▶ What you will do
Please locate every line in the items below that contains the string "Elblag", and copy each of those lines.

▶ Information shown
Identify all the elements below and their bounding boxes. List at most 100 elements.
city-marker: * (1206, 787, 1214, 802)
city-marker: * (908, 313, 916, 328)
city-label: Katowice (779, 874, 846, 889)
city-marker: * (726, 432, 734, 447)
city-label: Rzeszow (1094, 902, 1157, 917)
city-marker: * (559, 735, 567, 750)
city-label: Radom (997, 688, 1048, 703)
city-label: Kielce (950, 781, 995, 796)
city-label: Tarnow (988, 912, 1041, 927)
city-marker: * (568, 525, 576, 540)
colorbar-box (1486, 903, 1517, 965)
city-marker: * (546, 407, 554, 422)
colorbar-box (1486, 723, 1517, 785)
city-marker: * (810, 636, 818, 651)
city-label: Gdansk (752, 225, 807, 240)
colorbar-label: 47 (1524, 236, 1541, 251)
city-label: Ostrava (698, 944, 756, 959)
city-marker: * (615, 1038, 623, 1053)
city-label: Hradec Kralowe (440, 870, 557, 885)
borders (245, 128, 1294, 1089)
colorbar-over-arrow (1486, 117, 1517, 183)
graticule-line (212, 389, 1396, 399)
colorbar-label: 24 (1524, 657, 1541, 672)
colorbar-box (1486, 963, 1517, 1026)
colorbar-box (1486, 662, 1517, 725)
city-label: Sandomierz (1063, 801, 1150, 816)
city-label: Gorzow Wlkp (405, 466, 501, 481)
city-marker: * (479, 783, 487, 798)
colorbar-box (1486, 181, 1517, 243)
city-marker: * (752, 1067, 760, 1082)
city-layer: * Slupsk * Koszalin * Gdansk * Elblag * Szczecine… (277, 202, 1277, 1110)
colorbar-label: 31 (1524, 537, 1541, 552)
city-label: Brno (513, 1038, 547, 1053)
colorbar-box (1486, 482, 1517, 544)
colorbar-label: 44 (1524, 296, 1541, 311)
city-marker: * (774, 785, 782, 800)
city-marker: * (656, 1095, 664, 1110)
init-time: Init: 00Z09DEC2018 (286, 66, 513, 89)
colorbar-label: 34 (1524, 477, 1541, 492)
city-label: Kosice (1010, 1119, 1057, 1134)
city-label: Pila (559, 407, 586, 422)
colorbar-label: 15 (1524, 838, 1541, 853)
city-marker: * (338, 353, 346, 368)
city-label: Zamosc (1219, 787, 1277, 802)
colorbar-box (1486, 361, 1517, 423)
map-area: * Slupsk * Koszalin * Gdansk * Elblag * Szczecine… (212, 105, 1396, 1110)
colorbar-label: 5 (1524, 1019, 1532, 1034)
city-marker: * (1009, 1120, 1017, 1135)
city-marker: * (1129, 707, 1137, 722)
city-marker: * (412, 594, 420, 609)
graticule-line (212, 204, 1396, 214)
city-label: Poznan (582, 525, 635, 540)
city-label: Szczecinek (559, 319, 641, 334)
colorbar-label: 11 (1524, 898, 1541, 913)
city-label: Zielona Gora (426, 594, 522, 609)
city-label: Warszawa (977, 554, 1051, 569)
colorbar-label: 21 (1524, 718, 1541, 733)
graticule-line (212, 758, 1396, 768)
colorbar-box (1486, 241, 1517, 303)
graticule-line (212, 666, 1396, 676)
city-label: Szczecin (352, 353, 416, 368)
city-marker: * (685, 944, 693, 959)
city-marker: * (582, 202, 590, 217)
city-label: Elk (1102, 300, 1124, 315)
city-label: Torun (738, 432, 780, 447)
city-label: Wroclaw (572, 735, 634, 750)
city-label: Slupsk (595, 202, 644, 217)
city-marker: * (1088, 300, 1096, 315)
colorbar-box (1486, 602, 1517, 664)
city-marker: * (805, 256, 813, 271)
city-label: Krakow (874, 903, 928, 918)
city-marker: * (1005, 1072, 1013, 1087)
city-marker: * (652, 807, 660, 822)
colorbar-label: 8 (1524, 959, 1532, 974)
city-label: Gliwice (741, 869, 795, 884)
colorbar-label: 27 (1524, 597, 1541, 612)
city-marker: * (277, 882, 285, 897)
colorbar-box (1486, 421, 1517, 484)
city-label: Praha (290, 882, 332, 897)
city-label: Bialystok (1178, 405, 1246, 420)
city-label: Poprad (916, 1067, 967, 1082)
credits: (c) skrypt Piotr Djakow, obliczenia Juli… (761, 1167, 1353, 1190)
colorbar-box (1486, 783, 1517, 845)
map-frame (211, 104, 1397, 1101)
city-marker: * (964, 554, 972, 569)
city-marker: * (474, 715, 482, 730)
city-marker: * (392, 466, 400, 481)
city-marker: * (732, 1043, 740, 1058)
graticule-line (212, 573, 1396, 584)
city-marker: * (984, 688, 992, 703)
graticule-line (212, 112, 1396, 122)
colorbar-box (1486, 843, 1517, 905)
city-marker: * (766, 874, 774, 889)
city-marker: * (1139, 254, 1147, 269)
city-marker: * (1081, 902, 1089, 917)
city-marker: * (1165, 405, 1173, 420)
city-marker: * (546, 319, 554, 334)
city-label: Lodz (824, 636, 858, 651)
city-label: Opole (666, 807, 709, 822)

▶ Completed task
city-layer: * Slupsk * Koszalin * Gdansk * Elblag * Szczecine… (277, 202, 1277, 1110)
map-area: * Slupsk * Koszalin * Gdansk * Elblag * Szczecine… (212, 105, 1396, 1110)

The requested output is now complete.